What needs to be done - Within the data that follows, how many lines carry the string "μετάταξη"? Give the number alone.

Data for the task -
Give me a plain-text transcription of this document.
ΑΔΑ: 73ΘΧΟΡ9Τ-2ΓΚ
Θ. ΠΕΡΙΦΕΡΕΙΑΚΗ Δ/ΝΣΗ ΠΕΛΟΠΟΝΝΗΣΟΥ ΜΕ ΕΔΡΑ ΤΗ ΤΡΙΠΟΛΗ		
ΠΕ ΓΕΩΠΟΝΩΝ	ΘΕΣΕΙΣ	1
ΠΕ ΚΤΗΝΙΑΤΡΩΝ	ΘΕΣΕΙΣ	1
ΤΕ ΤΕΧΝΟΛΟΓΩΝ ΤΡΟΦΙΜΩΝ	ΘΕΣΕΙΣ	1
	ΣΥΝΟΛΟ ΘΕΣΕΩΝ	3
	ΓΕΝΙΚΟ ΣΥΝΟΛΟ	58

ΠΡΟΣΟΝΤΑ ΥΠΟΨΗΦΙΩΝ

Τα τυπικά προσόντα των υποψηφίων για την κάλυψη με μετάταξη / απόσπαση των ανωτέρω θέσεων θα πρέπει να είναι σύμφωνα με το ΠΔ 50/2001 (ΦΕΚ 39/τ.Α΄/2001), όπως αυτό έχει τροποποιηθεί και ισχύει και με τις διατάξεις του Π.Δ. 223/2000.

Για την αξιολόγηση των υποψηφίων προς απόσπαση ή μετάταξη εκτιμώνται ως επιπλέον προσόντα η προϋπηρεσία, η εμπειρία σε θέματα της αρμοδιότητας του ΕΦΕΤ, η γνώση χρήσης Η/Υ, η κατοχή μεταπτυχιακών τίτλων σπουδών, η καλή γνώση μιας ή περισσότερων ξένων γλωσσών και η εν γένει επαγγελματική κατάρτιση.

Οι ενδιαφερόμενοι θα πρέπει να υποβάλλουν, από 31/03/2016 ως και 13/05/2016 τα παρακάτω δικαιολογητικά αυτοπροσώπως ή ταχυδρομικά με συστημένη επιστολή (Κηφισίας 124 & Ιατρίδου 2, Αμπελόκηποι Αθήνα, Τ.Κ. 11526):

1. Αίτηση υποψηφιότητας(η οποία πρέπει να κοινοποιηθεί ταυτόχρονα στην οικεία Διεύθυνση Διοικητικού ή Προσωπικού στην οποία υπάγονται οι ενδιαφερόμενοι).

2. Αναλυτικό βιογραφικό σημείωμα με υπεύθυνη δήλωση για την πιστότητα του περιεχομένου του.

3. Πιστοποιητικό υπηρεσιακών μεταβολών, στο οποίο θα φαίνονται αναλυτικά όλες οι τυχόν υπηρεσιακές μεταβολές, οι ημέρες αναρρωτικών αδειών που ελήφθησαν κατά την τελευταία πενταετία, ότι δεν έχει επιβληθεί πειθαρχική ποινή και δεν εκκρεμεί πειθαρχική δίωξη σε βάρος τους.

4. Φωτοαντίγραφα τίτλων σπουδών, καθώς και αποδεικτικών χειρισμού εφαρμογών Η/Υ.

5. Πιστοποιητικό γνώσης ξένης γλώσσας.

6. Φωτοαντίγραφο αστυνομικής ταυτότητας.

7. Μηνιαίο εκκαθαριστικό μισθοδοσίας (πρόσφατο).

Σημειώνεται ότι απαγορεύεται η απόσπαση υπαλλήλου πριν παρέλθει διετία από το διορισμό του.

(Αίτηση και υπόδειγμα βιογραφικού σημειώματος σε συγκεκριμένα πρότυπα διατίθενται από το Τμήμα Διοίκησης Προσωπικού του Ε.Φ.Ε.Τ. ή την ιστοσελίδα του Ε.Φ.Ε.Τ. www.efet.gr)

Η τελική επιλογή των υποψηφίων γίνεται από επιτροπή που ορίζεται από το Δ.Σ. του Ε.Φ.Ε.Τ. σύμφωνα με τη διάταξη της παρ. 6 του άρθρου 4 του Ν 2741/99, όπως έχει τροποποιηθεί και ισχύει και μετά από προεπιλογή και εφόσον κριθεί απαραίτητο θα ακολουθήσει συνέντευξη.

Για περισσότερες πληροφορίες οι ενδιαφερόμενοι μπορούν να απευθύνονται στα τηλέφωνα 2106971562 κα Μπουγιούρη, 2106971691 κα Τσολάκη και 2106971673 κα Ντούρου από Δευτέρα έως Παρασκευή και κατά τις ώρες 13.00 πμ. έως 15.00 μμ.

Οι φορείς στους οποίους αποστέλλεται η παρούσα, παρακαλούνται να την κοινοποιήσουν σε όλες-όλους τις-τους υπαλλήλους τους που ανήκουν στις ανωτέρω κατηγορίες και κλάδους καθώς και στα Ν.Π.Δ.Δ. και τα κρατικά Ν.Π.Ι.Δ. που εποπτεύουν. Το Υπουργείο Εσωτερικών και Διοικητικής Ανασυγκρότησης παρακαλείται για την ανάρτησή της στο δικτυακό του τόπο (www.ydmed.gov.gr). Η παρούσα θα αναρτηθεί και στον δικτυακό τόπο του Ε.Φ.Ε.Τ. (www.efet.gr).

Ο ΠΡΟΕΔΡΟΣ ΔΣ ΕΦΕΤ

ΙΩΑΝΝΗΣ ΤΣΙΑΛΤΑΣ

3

Exercise result - 2